● WHAT YOU ARE ASKED TO DO: Some lines in the listing below may include the string "series". How many are there? Give only the number.

━━━━━━

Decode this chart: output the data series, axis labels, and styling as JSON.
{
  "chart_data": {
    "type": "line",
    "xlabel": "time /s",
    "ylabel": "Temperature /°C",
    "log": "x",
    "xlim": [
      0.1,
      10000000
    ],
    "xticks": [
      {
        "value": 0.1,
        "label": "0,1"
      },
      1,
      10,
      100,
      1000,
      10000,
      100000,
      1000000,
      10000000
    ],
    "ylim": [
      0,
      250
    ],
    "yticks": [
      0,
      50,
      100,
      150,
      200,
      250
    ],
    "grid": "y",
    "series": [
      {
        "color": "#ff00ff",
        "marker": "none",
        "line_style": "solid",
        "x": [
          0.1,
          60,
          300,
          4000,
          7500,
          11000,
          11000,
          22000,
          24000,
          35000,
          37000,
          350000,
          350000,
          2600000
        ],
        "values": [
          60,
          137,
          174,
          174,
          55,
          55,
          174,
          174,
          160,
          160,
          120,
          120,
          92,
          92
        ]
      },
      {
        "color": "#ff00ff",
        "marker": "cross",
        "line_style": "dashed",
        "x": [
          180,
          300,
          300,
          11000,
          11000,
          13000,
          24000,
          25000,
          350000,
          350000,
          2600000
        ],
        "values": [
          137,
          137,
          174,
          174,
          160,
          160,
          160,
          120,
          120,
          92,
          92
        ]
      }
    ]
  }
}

━━━━━━

● RESULT FOR THIS TASK: 2